GIVEN PROBLEM:
Show each line from the listing that includes the word "screenshot".

INPUT RECORDS:
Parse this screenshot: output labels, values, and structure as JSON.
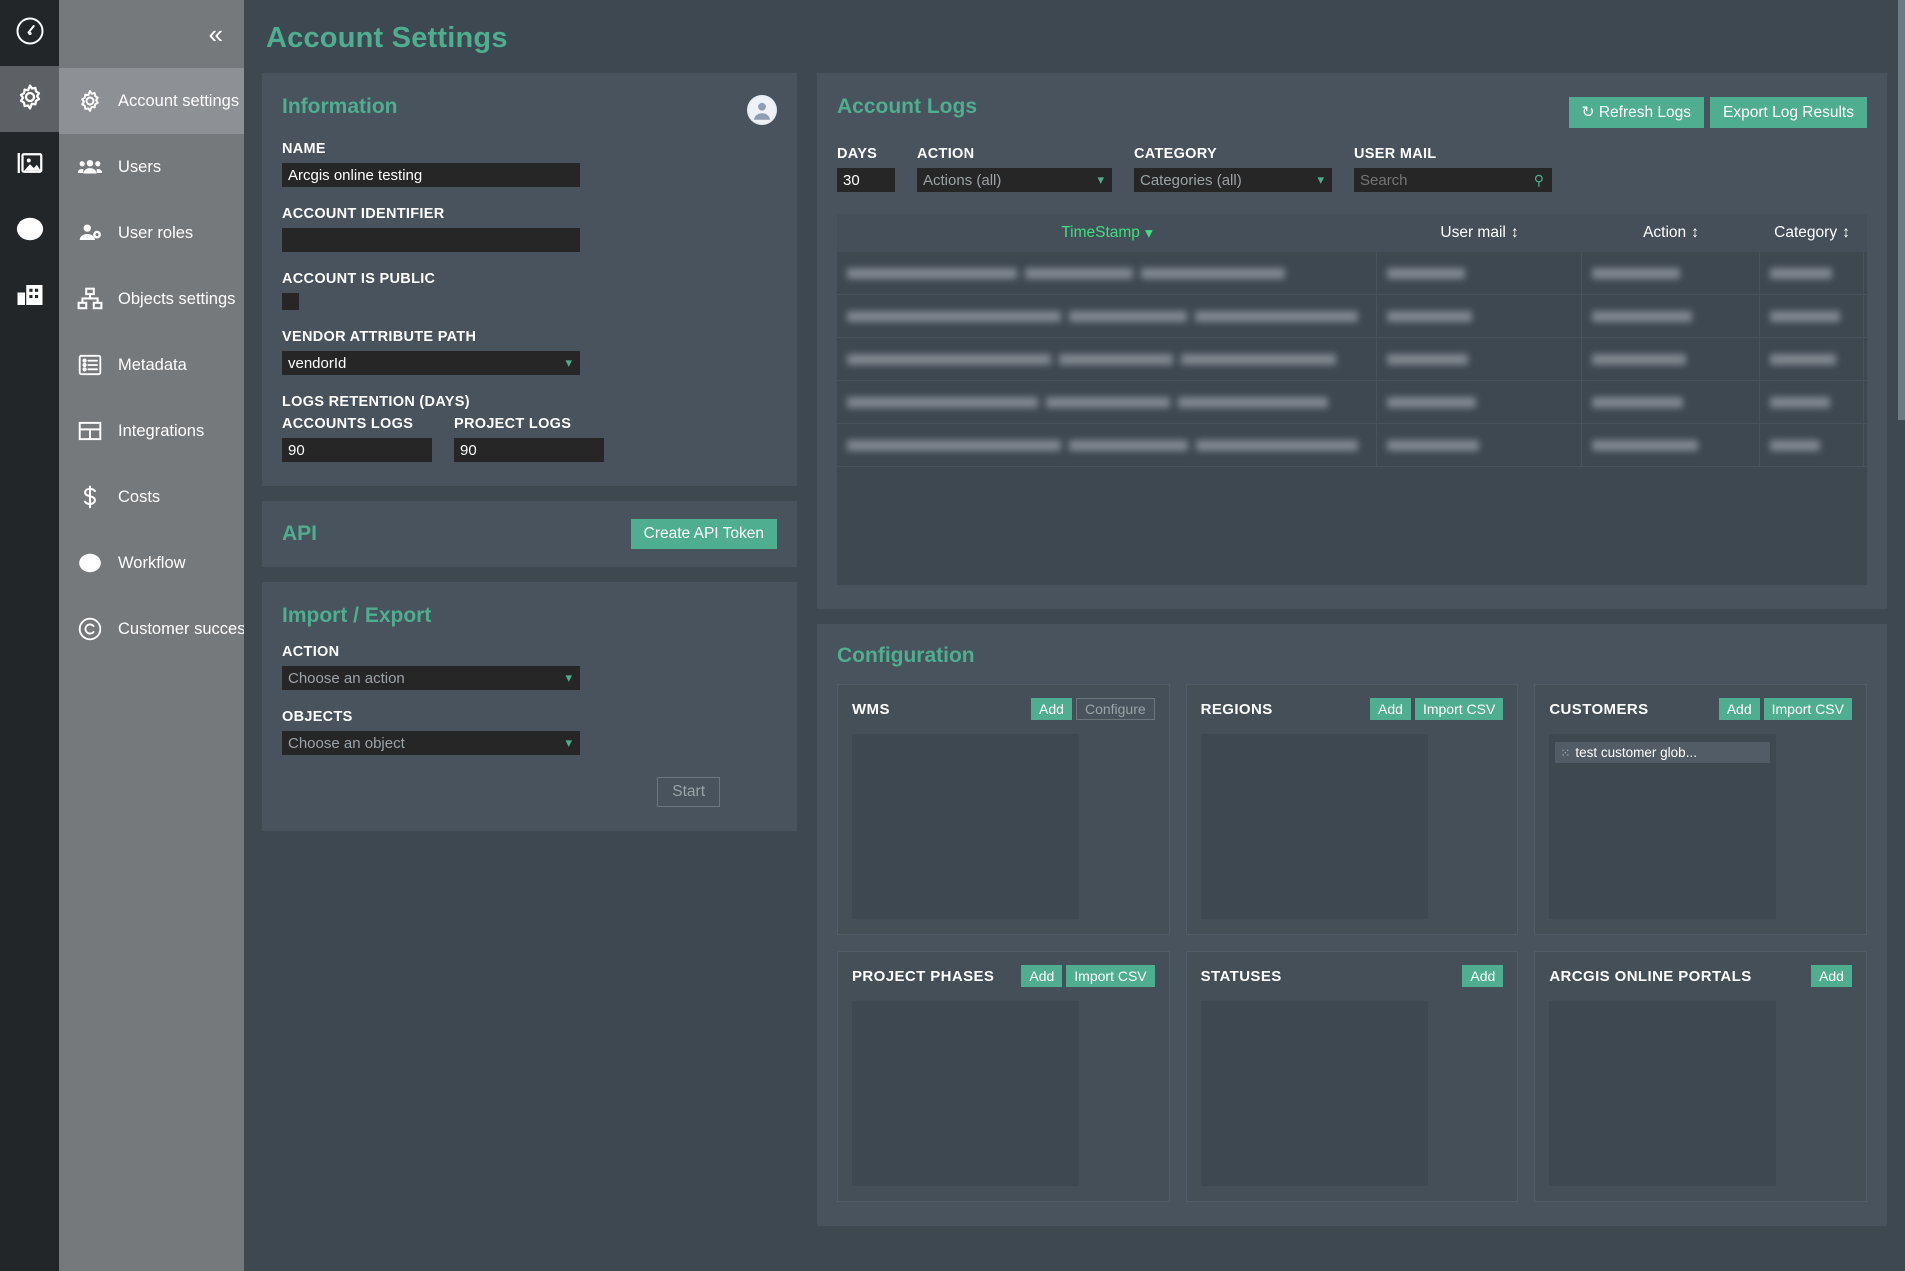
{
  "rail": {
    "items": [
      {
        "icon": "speedometer-icon",
        "active": false
      },
      {
        "icon": "gear-icon",
        "active": true
      },
      {
        "icon": "image-icon",
        "active": false
      },
      {
        "icon": "circle-icon",
        "active": false
      },
      {
        "icon": "building-icon",
        "active": false
      }
    ]
  },
  "sidebar": {
    "collapse_label": "«",
    "items": [
      {
        "label": "Account settings",
        "icon": "gear-icon",
        "active": true
      },
      {
        "label": "Users",
        "icon": "users-icon",
        "active": false
      },
      {
        "label": "User roles",
        "icon": "user-gear-icon",
        "active": false
      },
      {
        "label": "Objects settings",
        "icon": "sitemap-icon",
        "active": false
      },
      {
        "label": "Metadata",
        "icon": "list-icon",
        "active": false
      },
      {
        "label": "Integrations",
        "icon": "grid-icon",
        "active": false
      },
      {
        "label": "Costs",
        "icon": "dollar-icon",
        "active": false
      },
      {
        "label": "Workflow",
        "icon": "circle-icon",
        "active": false
      },
      {
        "label": "Customer success",
        "icon": "copyright-icon",
        "active": false
      }
    ]
  },
  "page": {
    "title": "Account Settings"
  },
  "information": {
    "title": "Information",
    "name_label": "NAME",
    "name_value": "Arcgis online testing",
    "account_identifier_label": "ACCOUNT IDENTIFIER",
    "account_identifier_value": "",
    "account_public_label": "ACCOUNT IS PUBLIC",
    "account_public_checked": false,
    "vendor_label": "VENDOR ATTRIBUTE PATH",
    "vendor_value": "vendorId",
    "retention_label": "LOGS RETENTION (DAYS)",
    "accounts_logs_label": "ACCOUNTS LOGS",
    "accounts_logs_value": "90",
    "project_logs_label": "PROJECT LOGS",
    "project_logs_value": "90"
  },
  "api": {
    "title": "API",
    "create_token_label": "Create API Token"
  },
  "import_export": {
    "title": "Import / Export",
    "action_label": "ACTION",
    "action_value": "Choose an action",
    "objects_label": "OBJECTS",
    "objects_value": "Choose an object",
    "start_label": "Start"
  },
  "account_logs": {
    "title": "Account Logs",
    "refresh_label": "Refresh Logs",
    "export_label": "Export Log Results",
    "days_label": "DAYS",
    "days_value": "30",
    "action_label": "ACTION",
    "action_value": "Actions (all)",
    "category_label": "CATEGORY",
    "category_value": "Categories (all)",
    "user_mail_label": "USER MAIL",
    "user_mail_placeholder": "Search",
    "columns": [
      {
        "label": "TimeStamp",
        "sorted": true,
        "sort_glyph": "▾"
      },
      {
        "label": "User mail",
        "sorted": false,
        "sort_glyph": "↕"
      },
      {
        "label": "Action",
        "sorted": false,
        "sort_glyph": "↕"
      },
      {
        "label": "Category",
        "sorted": false,
        "sort_glyph": "↕"
      }
    ],
    "rows": [
      {
        "timestamp": "",
        "user_mail": "",
        "action": "",
        "category": "",
        "w": [
          0.42,
          0.18,
          0.32,
          0.52,
          0.3
        ]
      },
      {
        "timestamp": "",
        "user_mail": "",
        "action": "",
        "category": "",
        "w": [
          0.6,
          0.22,
          0.4,
          0.62,
          0.26
        ]
      },
      {
        "timestamp": "",
        "user_mail": "",
        "action": "",
        "category": "",
        "w": [
          0.55,
          0.2,
          0.36,
          0.58,
          0.28
        ]
      },
      {
        "timestamp": "",
        "user_mail": "",
        "action": "",
        "category": "",
        "w": [
          0.5,
          0.24,
          0.34,
          0.5,
          0.24
        ]
      },
      {
        "timestamp": "",
        "user_mail": "",
        "action": "",
        "category": "",
        "w": [
          0.66,
          0.26,
          0.44,
          0.38,
          0.2
        ]
      }
    ]
  },
  "configuration": {
    "title": "Configuration",
    "cards": [
      {
        "title": "WMS",
        "buttons": [
          {
            "label": "Add",
            "style": "teal"
          },
          {
            "label": "Configure",
            "style": "ghost"
          }
        ],
        "entries": []
      },
      {
        "title": "REGIONS",
        "buttons": [
          {
            "label": "Add",
            "style": "teal"
          },
          {
            "label": "Import CSV",
            "style": "teal"
          }
        ],
        "entries": []
      },
      {
        "title": "CUSTOMERS",
        "buttons": [
          {
            "label": "Add",
            "style": "teal"
          },
          {
            "label": "Import CSV",
            "style": "teal"
          }
        ],
        "entries": [
          "test customer glob..."
        ]
      },
      {
        "title": "PROJECT PHASES",
        "buttons": [
          {
            "label": "Add",
            "style": "teal"
          },
          {
            "label": "Import CSV",
            "style": "teal"
          }
        ],
        "entries": []
      },
      {
        "title": "STATUSES",
        "buttons": [
          {
            "label": "Add",
            "style": "teal"
          }
        ],
        "entries": []
      },
      {
        "title": "ARCGIS ONLINE PORTALS",
        "buttons": [
          {
            "label": "Add",
            "style": "teal"
          }
        ],
        "entries": []
      }
    ]
  },
  "colors": {
    "accent": "#4fae8f",
    "sorted_header": "#3fe07e",
    "panel": "#48535d",
    "background": "#3e4851",
    "sidebar": "#76797c",
    "rail": "#222629",
    "input": "#262626"
  }
}
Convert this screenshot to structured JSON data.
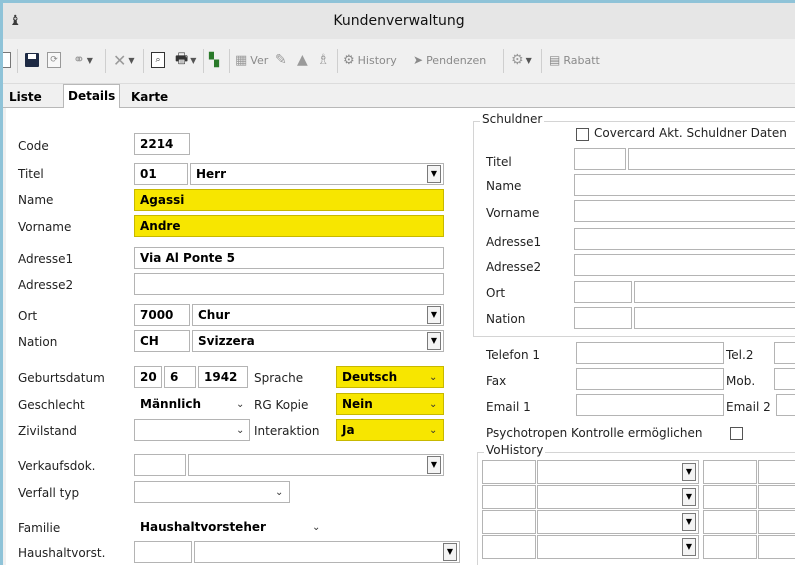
{
  "window": {
    "title": "Kundenverwaltung",
    "app_icon": "app-icon"
  },
  "toolbar": {
    "ver_label": "Ver",
    "history_label": "History",
    "pendenzen_label": "Pendenzen",
    "rabatt_label": "Rabatt",
    "icons": [
      "new-icon",
      "save-icon",
      "copy-icon",
      "find-icon",
      "delete-icon",
      "preview-icon",
      "print-icon",
      "export-icon",
      "users-icon",
      "pen-icon",
      "warning-icon",
      "pin-icon",
      "history-icon",
      "pendenzen-icon",
      "gear-icon",
      "rabatt-icon"
    ]
  },
  "tabs": [
    {
      "label": "Liste"
    },
    {
      "label": "Details",
      "active": true
    },
    {
      "label": "Karte"
    }
  ],
  "form": {
    "code": {
      "label": "Code",
      "value": "2214"
    },
    "titel": {
      "label": "Titel",
      "code": "01",
      "value": "Herr"
    },
    "name": {
      "label": "Name",
      "value": "Agassi"
    },
    "vorname": {
      "label": "Vorname",
      "value": "Andre"
    },
    "adresse1": {
      "label": "Adresse1",
      "value": "Via Al Ponte 5"
    },
    "adresse2": {
      "label": "Adresse2",
      "value": ""
    },
    "ort": {
      "label": "Ort",
      "plz": "7000",
      "value": "Chur"
    },
    "nation": {
      "label": "Nation",
      "code": "CH",
      "value": "Svizzera"
    },
    "geburtsdatum": {
      "label": "Geburtsdatum",
      "day": "20",
      "month": "6",
      "year": "1942"
    },
    "sprache": {
      "label": "Sprache",
      "value": "Deutsch"
    },
    "geschlecht": {
      "label": "Geschlecht",
      "value": "Männlich"
    },
    "rg_kopie": {
      "label": "RG Kopie",
      "value": "Nein"
    },
    "zivilstand": {
      "label": "Zivilstand",
      "value": ""
    },
    "interaktion": {
      "label": "Interaktion",
      "value": "Ja"
    },
    "verkaufsdok": {
      "label": "Verkaufsdok.",
      "value": ""
    },
    "verfall_typ": {
      "label": "Verfall typ",
      "value": ""
    },
    "familie": {
      "label": "Familie",
      "value": "Haushaltvorsteher"
    },
    "haushaltvorst": {
      "label": "Haushaltvorst.",
      "value": ""
    }
  },
  "schuldner": {
    "group_label": "Schuldner",
    "covercard_label": "Covercard Akt. Schuldner Daten",
    "titel_label": "Titel",
    "name_label": "Name",
    "vorname_label": "Vorname",
    "adresse1_label": "Adresse1",
    "adresse2_label": "Adresse2",
    "ort_label": "Ort",
    "nation_label": "Nation"
  },
  "contact": {
    "telefon1_label": "Telefon 1",
    "tel2_label": "Tel.2",
    "fax_label": "Fax",
    "mob_label": "Mob.",
    "email1_label": "Email 1",
    "email2_label": "Email 2",
    "psychotropen_label": "Psychotropen Kontrolle ermöglichen"
  },
  "vohistory": {
    "group_label": "VoHistory"
  }
}
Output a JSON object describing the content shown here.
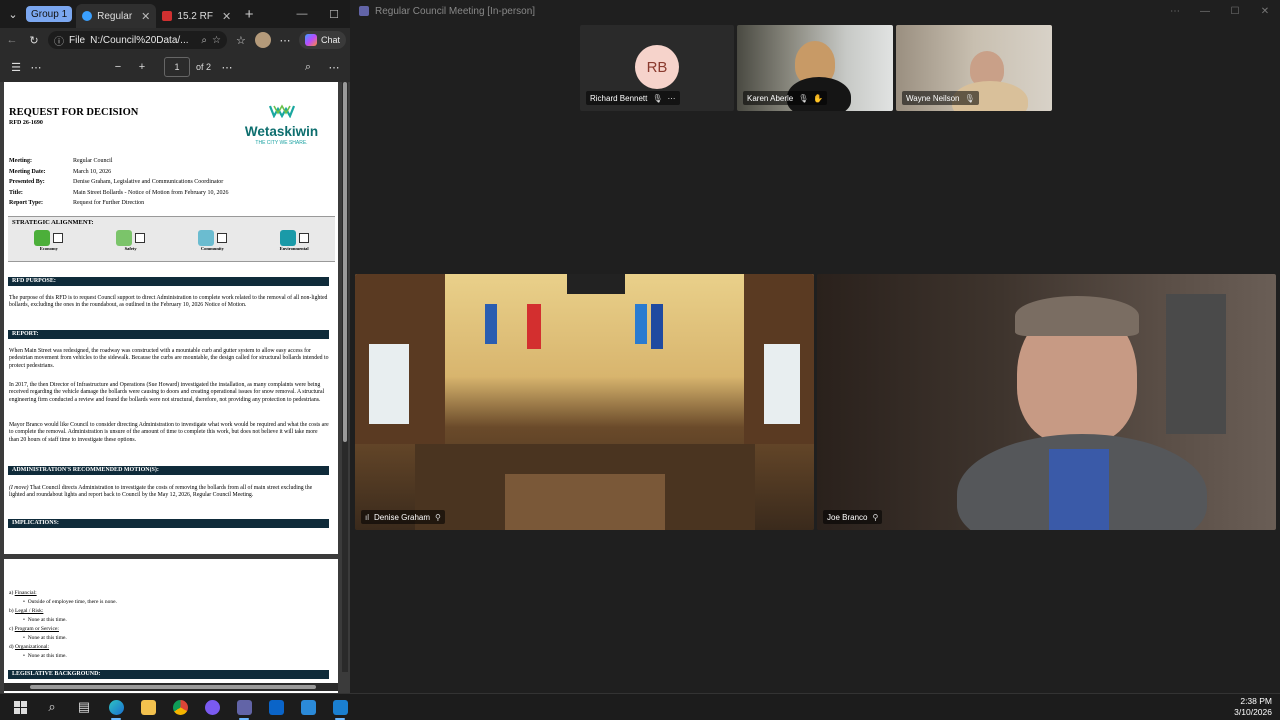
{
  "browser": {
    "tab_group_label": "Group 1",
    "tabs": [
      {
        "label": "Regular"
      },
      {
        "label": "15.2 RF"
      }
    ],
    "address": {
      "scheme": "File",
      "url": "N:/Council%20Data/..."
    },
    "chat_label": "Chat",
    "pdf": {
      "page_current": "1",
      "page_total": "of 2"
    }
  },
  "document": {
    "title": "REQUEST FOR DECISION",
    "number": "RFD 26-1690",
    "logo": {
      "name": "Wetaskiwin",
      "tagline": "THE CITY WE SHARE."
    },
    "meta": [
      {
        "key": "Meeting:",
        "value": "Regular Council"
      },
      {
        "key": "Meeting Date:",
        "value": "March 10, 2026"
      },
      {
        "key": "Presented By:",
        "value": "Denise Graham, Legislative and Communications Coordinator"
      },
      {
        "key": "Title:",
        "value": "Main Street Bollards - Notice of Motion from February 10, 2026"
      },
      {
        "key": "Report Type:",
        "value": "Request for Further Direction"
      }
    ],
    "strategic_heading": "STRATEGIC ALIGNMENT:",
    "strategic_items": [
      "Economy",
      "Safety",
      "Community",
      "Environmental"
    ],
    "purpose_heading": "RFD PURPOSE:",
    "purpose_text": "The purpose of this RFD is to request Council support to direct Administration to complete work related to the removal of all non-lighted bollards, excluding the ones in the roundabout, as outlined in the February 10, 2026 Notice of Motion.",
    "report_heading": "REPORT:",
    "report_paragraphs": [
      "When Main Street was redesigned, the roadway was constructed with a mountable curb and gutter system to allow easy access for pedestrian movement from vehicles to the sidewalk. Because the curbs are mountable, the design called for structural bollards intended to protect pedestrians.",
      "In 2017, the then Director of Infrastructure and Operations (Sue Howard) investigated the installation, as many complaints were being received regarding the vehicle damage the bollards were causing to doors and creating operational issues for snow removal. A structural engineering firm conducted a review and found the bollards were not structural, therefore, not providing any protection to pedestrians.",
      "Mayor Branco would like Council to consider directing Administration to investigate what work would be required and what the costs are to complete the removal. Administration is unsure of the amount of time to complete this work, but does not believe it will take more than 20 hours of staff time to investigate these options."
    ],
    "motion_heading": "ADMINISTRATION'S RECOMMENDED MOTION(S):",
    "motion_mover": "(I move)",
    "motion_text": "That Council directs Administration to investigate the costs of removing the bollards from all of main street excluding the lighted and roundabout lights and report back to Council by the May 12, 2026, Regular Council Meeting.",
    "implications_heading": "IMPLICATIONS:",
    "implications": [
      {
        "label": "a) ",
        "title": "Financial:",
        "bullet": "Outside of employee time, there is none."
      },
      {
        "label": "b) ",
        "title": "Legal / Risk:",
        "bullet": "None at this time."
      },
      {
        "label": "c) ",
        "title": "Program or Service:",
        "bullet": "None at this time."
      },
      {
        "label": "d) ",
        "title": "Organizational:",
        "bullet": "None at this time."
      }
    ],
    "legislative_heading": "LEGISLATIVE BACKGROUND:"
  },
  "teams": {
    "window_title": "Regular Council Meeting [In-person]",
    "participants_top": [
      {
        "name": "Richard Bennett",
        "initials": "RB"
      },
      {
        "name": "Karen Aberle"
      },
      {
        "name": "Wayne Neilson"
      }
    ],
    "participants_main": [
      {
        "name": "Denise Graham"
      },
      {
        "name": "Joe Branco"
      }
    ]
  },
  "taskbar": {
    "time": "2:38 PM",
    "date": "3/10/2026"
  },
  "colors": {
    "accent": "#7ba7f0",
    "doc_bar": "#0f2b3a",
    "logo_teal": "#0d6e6e",
    "teams_purple": "#6264a7",
    "rb_avatar_bg": "#f6d3cb"
  }
}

RESPONSE TO THE TASK:
Parse this screenshot: output labels, values, and structure as JSON.
Convert this screenshot to structured JSON data.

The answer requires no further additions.